→ Collected data:
►
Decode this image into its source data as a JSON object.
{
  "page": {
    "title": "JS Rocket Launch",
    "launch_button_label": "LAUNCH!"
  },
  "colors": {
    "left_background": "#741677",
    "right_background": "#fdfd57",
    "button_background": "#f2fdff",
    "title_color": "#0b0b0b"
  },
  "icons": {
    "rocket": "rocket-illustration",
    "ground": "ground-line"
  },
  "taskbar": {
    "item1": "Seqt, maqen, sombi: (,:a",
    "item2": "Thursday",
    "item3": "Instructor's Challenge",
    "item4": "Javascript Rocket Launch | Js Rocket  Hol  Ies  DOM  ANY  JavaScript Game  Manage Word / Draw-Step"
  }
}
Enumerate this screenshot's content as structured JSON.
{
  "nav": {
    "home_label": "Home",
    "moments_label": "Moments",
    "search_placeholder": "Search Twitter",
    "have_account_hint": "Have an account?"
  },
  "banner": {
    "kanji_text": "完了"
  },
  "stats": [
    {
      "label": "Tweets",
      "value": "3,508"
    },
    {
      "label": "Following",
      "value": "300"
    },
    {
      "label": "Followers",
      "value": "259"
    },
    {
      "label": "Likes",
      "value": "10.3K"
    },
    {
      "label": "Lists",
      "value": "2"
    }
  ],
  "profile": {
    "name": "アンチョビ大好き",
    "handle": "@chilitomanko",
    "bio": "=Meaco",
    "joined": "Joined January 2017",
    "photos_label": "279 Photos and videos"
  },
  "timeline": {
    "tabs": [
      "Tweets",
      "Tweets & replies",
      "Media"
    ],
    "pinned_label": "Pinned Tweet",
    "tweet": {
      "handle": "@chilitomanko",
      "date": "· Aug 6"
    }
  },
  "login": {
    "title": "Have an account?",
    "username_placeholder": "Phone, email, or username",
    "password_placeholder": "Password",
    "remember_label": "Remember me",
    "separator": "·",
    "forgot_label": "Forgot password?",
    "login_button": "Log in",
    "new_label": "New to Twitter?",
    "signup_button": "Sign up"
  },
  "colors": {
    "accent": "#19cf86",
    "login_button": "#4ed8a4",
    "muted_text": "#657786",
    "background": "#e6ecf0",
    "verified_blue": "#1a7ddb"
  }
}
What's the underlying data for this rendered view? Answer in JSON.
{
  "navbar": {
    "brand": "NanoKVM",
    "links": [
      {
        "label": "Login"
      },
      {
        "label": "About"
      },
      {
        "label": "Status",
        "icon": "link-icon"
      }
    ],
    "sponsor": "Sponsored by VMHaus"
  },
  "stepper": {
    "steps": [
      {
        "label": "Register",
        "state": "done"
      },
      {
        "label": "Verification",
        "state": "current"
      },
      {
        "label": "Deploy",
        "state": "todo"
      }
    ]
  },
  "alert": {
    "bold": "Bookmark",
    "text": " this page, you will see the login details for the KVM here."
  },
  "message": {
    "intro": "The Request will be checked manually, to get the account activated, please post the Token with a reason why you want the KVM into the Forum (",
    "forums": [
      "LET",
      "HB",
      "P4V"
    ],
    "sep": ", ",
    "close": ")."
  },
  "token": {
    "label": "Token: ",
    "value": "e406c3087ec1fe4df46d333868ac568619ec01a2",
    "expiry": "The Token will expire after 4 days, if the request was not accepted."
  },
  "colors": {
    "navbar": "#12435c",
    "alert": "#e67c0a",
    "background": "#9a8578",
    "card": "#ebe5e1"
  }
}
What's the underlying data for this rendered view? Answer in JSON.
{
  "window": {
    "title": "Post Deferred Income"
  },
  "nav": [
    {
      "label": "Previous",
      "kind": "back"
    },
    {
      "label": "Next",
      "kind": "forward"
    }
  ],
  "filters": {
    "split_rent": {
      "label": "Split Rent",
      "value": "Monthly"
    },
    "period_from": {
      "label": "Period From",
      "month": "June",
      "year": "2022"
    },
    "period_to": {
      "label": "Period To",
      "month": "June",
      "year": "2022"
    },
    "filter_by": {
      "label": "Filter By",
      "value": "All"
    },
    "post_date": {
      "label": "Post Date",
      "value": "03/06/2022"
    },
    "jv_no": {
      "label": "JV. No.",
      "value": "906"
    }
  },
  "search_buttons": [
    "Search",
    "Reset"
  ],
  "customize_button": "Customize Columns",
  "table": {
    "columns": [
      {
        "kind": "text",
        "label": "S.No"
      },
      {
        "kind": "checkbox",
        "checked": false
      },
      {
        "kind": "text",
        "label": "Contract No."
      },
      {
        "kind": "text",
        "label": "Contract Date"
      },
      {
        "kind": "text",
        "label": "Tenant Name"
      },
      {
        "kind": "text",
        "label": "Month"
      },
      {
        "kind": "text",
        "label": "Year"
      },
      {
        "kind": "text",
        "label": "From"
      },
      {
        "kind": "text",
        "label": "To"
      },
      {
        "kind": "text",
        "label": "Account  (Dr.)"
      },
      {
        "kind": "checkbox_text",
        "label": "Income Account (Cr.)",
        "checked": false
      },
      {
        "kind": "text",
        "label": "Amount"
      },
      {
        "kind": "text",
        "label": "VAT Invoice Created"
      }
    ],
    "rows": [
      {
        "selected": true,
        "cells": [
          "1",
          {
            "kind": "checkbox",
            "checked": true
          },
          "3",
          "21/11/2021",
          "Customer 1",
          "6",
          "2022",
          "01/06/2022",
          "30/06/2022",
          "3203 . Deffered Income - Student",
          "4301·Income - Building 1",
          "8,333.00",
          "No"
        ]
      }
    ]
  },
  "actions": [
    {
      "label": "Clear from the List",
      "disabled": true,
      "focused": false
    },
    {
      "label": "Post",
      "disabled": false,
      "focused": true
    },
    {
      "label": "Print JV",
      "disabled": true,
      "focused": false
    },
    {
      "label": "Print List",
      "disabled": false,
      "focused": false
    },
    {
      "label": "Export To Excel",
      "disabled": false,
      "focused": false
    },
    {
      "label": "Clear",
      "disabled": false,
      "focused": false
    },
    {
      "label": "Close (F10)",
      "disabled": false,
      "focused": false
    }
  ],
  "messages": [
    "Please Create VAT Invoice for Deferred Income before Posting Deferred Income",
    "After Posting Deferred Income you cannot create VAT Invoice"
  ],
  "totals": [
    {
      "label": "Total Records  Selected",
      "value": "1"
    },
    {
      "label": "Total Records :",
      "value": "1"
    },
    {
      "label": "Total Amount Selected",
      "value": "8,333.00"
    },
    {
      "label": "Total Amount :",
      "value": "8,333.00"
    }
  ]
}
◄
Repeat the entries shown above, every one, word for word.

Decode this image into its source data as a JSON object.
{
  "page": {
    "title": "JS Rocket Launch",
    "launch_button_label": "LAUNCH!"
  },
  "colors": {
    "left_background": "#741677",
    "right_background": "#fdfd57",
    "button_background": "#f2fdff",
    "title_color": "#0b0b0b"
  },
  "icons": {
    "rocket": "rocket-illustration",
    "ground": "ground-line"
  },
  "taskbar": {
    "item1": "Seqt, maqen, sombi: (,:a",
    "item2": "Thursday",
    "item3": "Instructor's Challenge",
    "item4": "Javascript Rocket Launch | Js Rocket  Hol  Ies  DOM  ANY  JavaScript Game  Manage Word / Draw-Step"
  }
}
Enumerate this screenshot's content as structured JSON.
{
  "nav": {
    "home_label": "Home",
    "moments_label": "Moments",
    "search_placeholder": "Search Twitter",
    "have_account_hint": "Have an account?"
  },
  "banner": {
    "kanji_text": "完了"
  },
  "stats": [
    {
      "label": "Tweets",
      "value": "3,508"
    },
    {
      "label": "Following",
      "value": "300"
    },
    {
      "label": "Followers",
      "value": "259"
    },
    {
      "label": "Likes",
      "value": "10.3K"
    },
    {
      "label": "Lists",
      "value": "2"
    }
  ],
  "profile": {
    "name": "アンチョビ大好き",
    "handle": "@chilitomanko",
    "bio": "=Meaco",
    "joined": "Joined January 2017",
    "photos_label": "279 Photos and videos"
  },
  "timeline": {
    "tabs": [
      "Tweets",
      "Tweets & replies",
      "Media"
    ],
    "pinned_label": "Pinned Tweet",
    "tweet": {
      "handle": "@chilitomanko",
      "date": "· Aug 6"
    }
  },
  "login": {
    "title": "Have an account?",
    "username_placeholder": "Phone, email, or username",
    "password_placeholder": "Password",
    "remember_label": "Remember me",
    "separator": "·",
    "forgot_label": "Forgot password?",
    "login_button": "Log in",
    "new_label": "New to Twitter?",
    "signup_button": "Sign up"
  },
  "colors": {
    "accent": "#19cf86",
    "login_button": "#4ed8a4",
    "muted_text": "#657786",
    "background": "#e6ecf0",
    "verified_blue": "#1a7ddb"
  }
}
What's the underlying data for this rendered view? Answer in JSON.
{
  "navbar": {
    "brand": "NanoKVM",
    "links": [
      {
        "label": "Login"
      },
      {
        "label": "About"
      },
      {
        "label": "Status",
        "icon": "link-icon"
      }
    ],
    "sponsor": "Sponsored by VMHaus"
  },
  "stepper": {
    "steps": [
      {
        "label": "Register",
        "state": "done"
      },
      {
        "label": "Verification",
        "state": "current"
      },
      {
        "label": "Deploy",
        "state": "todo"
      }
    ]
  },
  "alert": {
    "bold": "Bookmark",
    "text": " this page, you will see the login details for the KVM here."
  },
  "message": {
    "intro": "The Request will be checked manually, to get the account activated, please post the Token with a reason why you want the KVM into the Forum (",
    "forums": [
      "LET",
      "HB",
      "P4V"
    ],
    "sep": ", ",
    "close": ")."
  },
  "token": {
    "label": "Token: ",
    "value": "e406c3087ec1fe4df46d333868ac568619ec01a2",
    "expiry": "The Token will expire after 4 days, if the request was not accepted."
  },
  "colors": {
    "navbar": "#12435c",
    "alert": "#e67c0a",
    "background": "#9a8578",
    "card": "#ebe5e1"
  }
}
What's the underlying data for this rendered view? Answer in JSON.
{
  "window": {
    "title": "Post Deferred Income"
  },
  "nav": [
    {
      "label": "Previous",
      "kind": "back"
    },
    {
      "label": "Next",
      "kind": "forward"
    }
  ],
  "filters": {
    "split_rent": {
      "label": "Split Rent",
      "value": "Monthly"
    },
    "period_from": {
      "label": "Period From",
      "month": "June",
      "year": "2022"
    },
    "period_to": {
      "label": "Period To",
      "month": "June",
      "year": "2022"
    },
    "filter_by": {
      "label": "Filter By",
      "value": "All"
    },
    "post_date": {
      "label": "Post Date",
      "value": "03/06/2022"
    },
    "jv_no": {
      "label": "JV. No.",
      "value": "906"
    }
  },
  "search_buttons": [
    "Search",
    "Reset"
  ],
  "customize_button": "Customize Columns",
  "table": {
    "columns": [
      {
        "kind": "text",
        "label": "S.No"
      },
      {
        "kind": "checkbox",
        "checked": false
      },
      {
        "kind": "text",
        "label": "Contract No."
      },
      {
        "kind": "text",
        "label": "Contract Date"
      },
      {
        "kind": "text",
        "label": "Tenant Name"
      },
      {
        "kind": "text",
        "label": "Month"
      },
      {
        "kind": "text",
        "label": "Year"
      },
      {
        "kind": "text",
        "label": "From"
      },
      {
        "kind": "text",
        "label": "To"
      },
      {
        "kind": "text",
        "label": "Account  (Dr.)"
      },
      {
        "kind": "checkbox_text",
        "label": "Income Account (Cr.)",
        "checked": false
      },
      {
        "kind": "text",
        "label": "Amount"
      },
      {
        "kind": "text",
        "label": "VAT Invoice Created"
      }
    ],
    "rows": [
      {
        "selected": true,
        "cells": [
          "1",
          {
            "kind": "checkbox",
            "checked": true
          },
          "3",
          "21/11/2021",
          "Customer 1",
          "6",
          "2022",
          "01/06/2022",
          "30/06/2022",
          "3203 . Deffered Income - Student",
          "4301·Income - Building 1",
          "8,333.00",
          "No"
        ]
      }
    ]
  },
  "actions": [
    {
      "label": "Clear from the List",
      "disabled": true,
      "focused": false
    },
    {
      "label": "Post",
      "disabled": false,
      "focused": true
    },
    {
      "label": "Print JV",
      "disabled": true,
      "focused": false
    },
    {
      "label": "Print List",
      "disabled": false,
      "focused": false
    },
    {
      "label": "Export To Excel",
      "disabled": false,
      "focused": false
    },
    {
      "label": "Clear",
      "disabled": false,
      "focused": false
    },
    {
      "label": "Close (F10)",
      "disabled": false,
      "focused": false
    }
  ],
  "messages": [
    "Please Create VAT Invoice for Deferred Income before Posting Deferred Income",
    "After Posting Deferred Income you cannot create VAT Invoice"
  ],
  "totals": [
    {
      "label": "Total Records  Selected",
      "value": "1"
    },
    {
      "label": "Total Records :",
      "value": "1"
    },
    {
      "label": "Total Amount Selected",
      "value": "8,333.00"
    },
    {
      "label": "Total Amount :",
      "value": "8,333.00"
    }
  ]
}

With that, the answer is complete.